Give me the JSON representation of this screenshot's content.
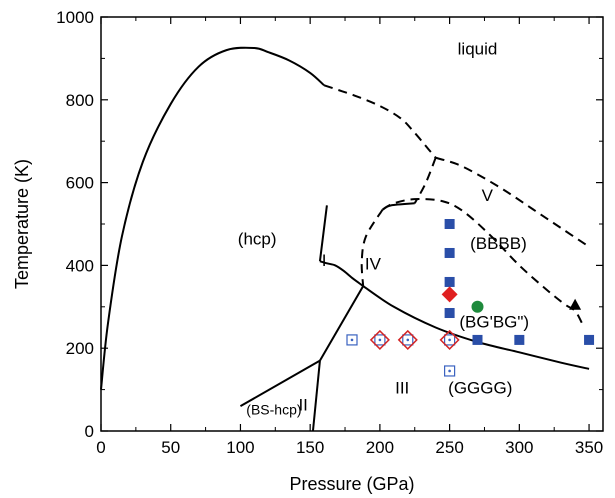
{
  "chart_data": {
    "type": "scatter",
    "title": "",
    "xlabel": "Pressure (GPa)",
    "ylabel": "Temperature (K)",
    "xlim": [
      0,
      360
    ],
    "ylim": [
      0,
      1000
    ],
    "xticks": [
      0,
      50,
      100,
      150,
      200,
      250,
      300,
      350
    ],
    "yticks": [
      0,
      200,
      400,
      600,
      800,
      1000
    ],
    "grid": false,
    "legend": "none",
    "phase_labels": [
      {
        "text": "liquid",
        "x": 270,
        "y": 910
      },
      {
        "text": "(hcp)",
        "x": 112,
        "y": 450
      },
      {
        "text": "I",
        "x": 160,
        "y": 398
      },
      {
        "text": "IV",
        "x": 195,
        "y": 390
      },
      {
        "text": "V",
        "x": 277,
        "y": 555
      },
      {
        "text": "(BBBB)",
        "x": 285,
        "y": 440
      },
      {
        "text": "(BG'BG\")",
        "x": 282,
        "y": 250
      },
      {
        "text": "III",
        "x": 216,
        "y": 90
      },
      {
        "text": "(GGGG)",
        "x": 272,
        "y": 90
      },
      {
        "text": "II",
        "x": 145,
        "y": 50
      },
      {
        "text": "(BS-hcp)",
        "x": 124,
        "y": 40
      }
    ],
    "boundaries": [
      {
        "style": "solid",
        "x": [
          0,
          5,
          15,
          30,
          50,
          70,
          90,
          110,
          120,
          135,
          150,
          160
        ],
        "y": [
          100,
          260,
          470,
          650,
          790,
          880,
          920,
          925,
          915,
          895,
          865,
          835
        ]
      },
      {
        "style": "dashed",
        "x": [
          160,
          182,
          200,
          215,
          225,
          235,
          240
        ],
        "y": [
          835,
          810,
          785,
          755,
          720,
          680,
          660
        ]
      },
      {
        "style": "dashed",
        "x": [
          240,
          255,
          270,
          290,
          310,
          330,
          350
        ],
        "y": [
          660,
          645,
          620,
          580,
          535,
          490,
          445
        ]
      },
      {
        "style": "dashed",
        "x": [
          240,
          233,
          225
        ],
        "y": [
          660,
          600,
          550
        ]
      },
      {
        "style": "solid",
        "x": [
          225,
          208,
          202
        ],
        "y": [
          550,
          545,
          535
        ]
      },
      {
        "style": "dashed",
        "x": [
          202,
          190,
          187,
          188
        ],
        "y": [
          535,
          470,
          410,
          350
        ]
      },
      {
        "style": "solid",
        "x": [
          188,
          184,
          180,
          174,
          168,
          162,
          157
        ],
        "y": [
          350,
          360,
          370,
          387,
          400,
          405,
          410
        ]
      },
      {
        "style": "solid",
        "x": [
          157,
          162
        ],
        "y": [
          410,
          545
        ]
      },
      {
        "style": "solid",
        "x": [
          188,
          210,
          240,
          270,
          300,
          330,
          350
        ],
        "y": [
          350,
          300,
          250,
          215,
          190,
          165,
          150
        ]
      },
      {
        "style": "solid",
        "x": [
          100,
          157
        ],
        "y": [
          60,
          170
        ]
      },
      {
        "style": "solid",
        "x": [
          157,
          152
        ],
        "y": [
          170,
          0
        ]
      },
      {
        "style": "solid",
        "x": [
          157,
          188
        ],
        "y": [
          170,
          350
        ]
      },
      {
        "style": "dashed",
        "x": [
          202,
          210,
          225,
          245,
          260,
          280,
          300,
          320,
          333,
          340,
          345
        ],
        "y": [
          535,
          550,
          560,
          555,
          530,
          470,
          400,
          340,
          305,
          290,
          260
        ]
      }
    ],
    "series": [
      {
        "marker": "filled-square",
        "color": "#2a4ea8",
        "x": [
          250,
          250,
          250,
          250,
          250,
          270,
          300,
          350
        ],
        "y": [
          500,
          430,
          360,
          285,
          220,
          220,
          220,
          220
        ]
      },
      {
        "marker": "open-square-dot",
        "color": "#3a62c0",
        "x": [
          180,
          200,
          220,
          250,
          250
        ],
        "y": [
          220,
          220,
          220,
          220,
          145
        ]
      },
      {
        "marker": "open-diamond",
        "color": "#d42525",
        "x": [
          200,
          220,
          250
        ],
        "y": [
          220,
          220,
          220
        ]
      },
      {
        "marker": "filled-diamond",
        "color": "#e02020",
        "x": [
          250
        ],
        "y": [
          330
        ]
      },
      {
        "marker": "filled-circle",
        "color": "#1e8a3c",
        "x": [
          270
        ],
        "y": [
          300
        ]
      },
      {
        "marker": "filled-triangle",
        "color": "#000000",
        "x": [
          340
        ],
        "y": [
          305
        ]
      }
    ]
  }
}
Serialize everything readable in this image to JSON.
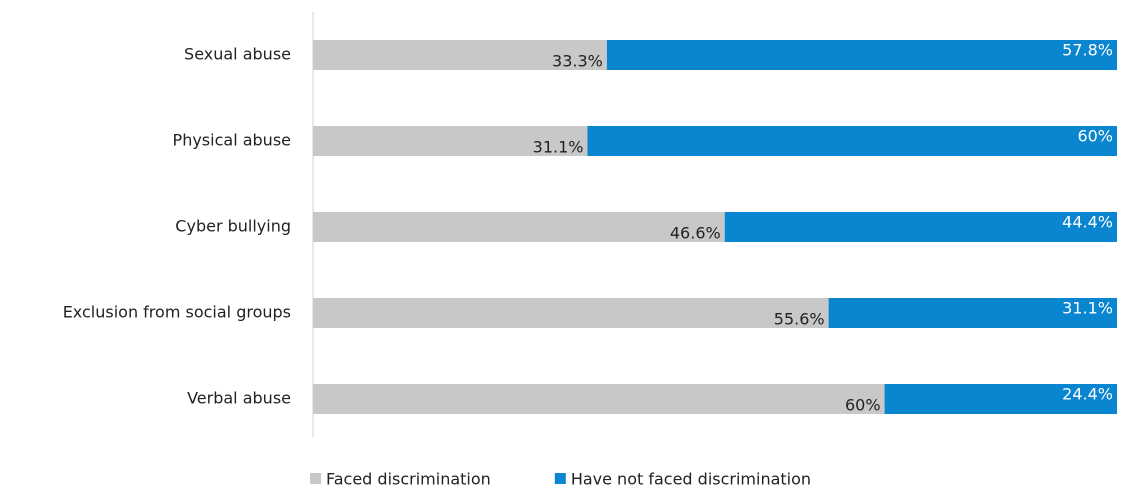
{
  "chart_data": {
    "type": "stacked-bar",
    "orientation": "horizontal",
    "stacking": "percent",
    "categories": [
      "Sexual abuse",
      "Physical abuse",
      "Cyber bullying",
      "Exclusion from social groups",
      "Verbal abuse"
    ],
    "series": [
      {
        "name": "Faced discrimination",
        "color": "#c8c8c8",
        "values": [
          33.3,
          31.1,
          46.6,
          55.6,
          60
        ],
        "value_labels": [
          "33.3%",
          "31.1%",
          "46.6%",
          "55.6%",
          "60%"
        ]
      },
      {
        "name": "Have not faced discrimination",
        "color": "#0a85d0",
        "values": [
          57.8,
          60,
          44.4,
          31.1,
          24.4
        ],
        "value_labels": [
          "57.8%",
          "60%",
          "44.4%",
          "31.1%",
          "24.4%"
        ]
      }
    ],
    "legend": "bottom"
  }
}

◆ **Challenge**
From the material above, gather all lines that include the string "filled" and copy them.

◆ **Answer for this exercise**
        "marker": "filled-square",
        "marker": "filled-diamond",
        "marker": "filled-circle",
        "marker": "filled-triangle",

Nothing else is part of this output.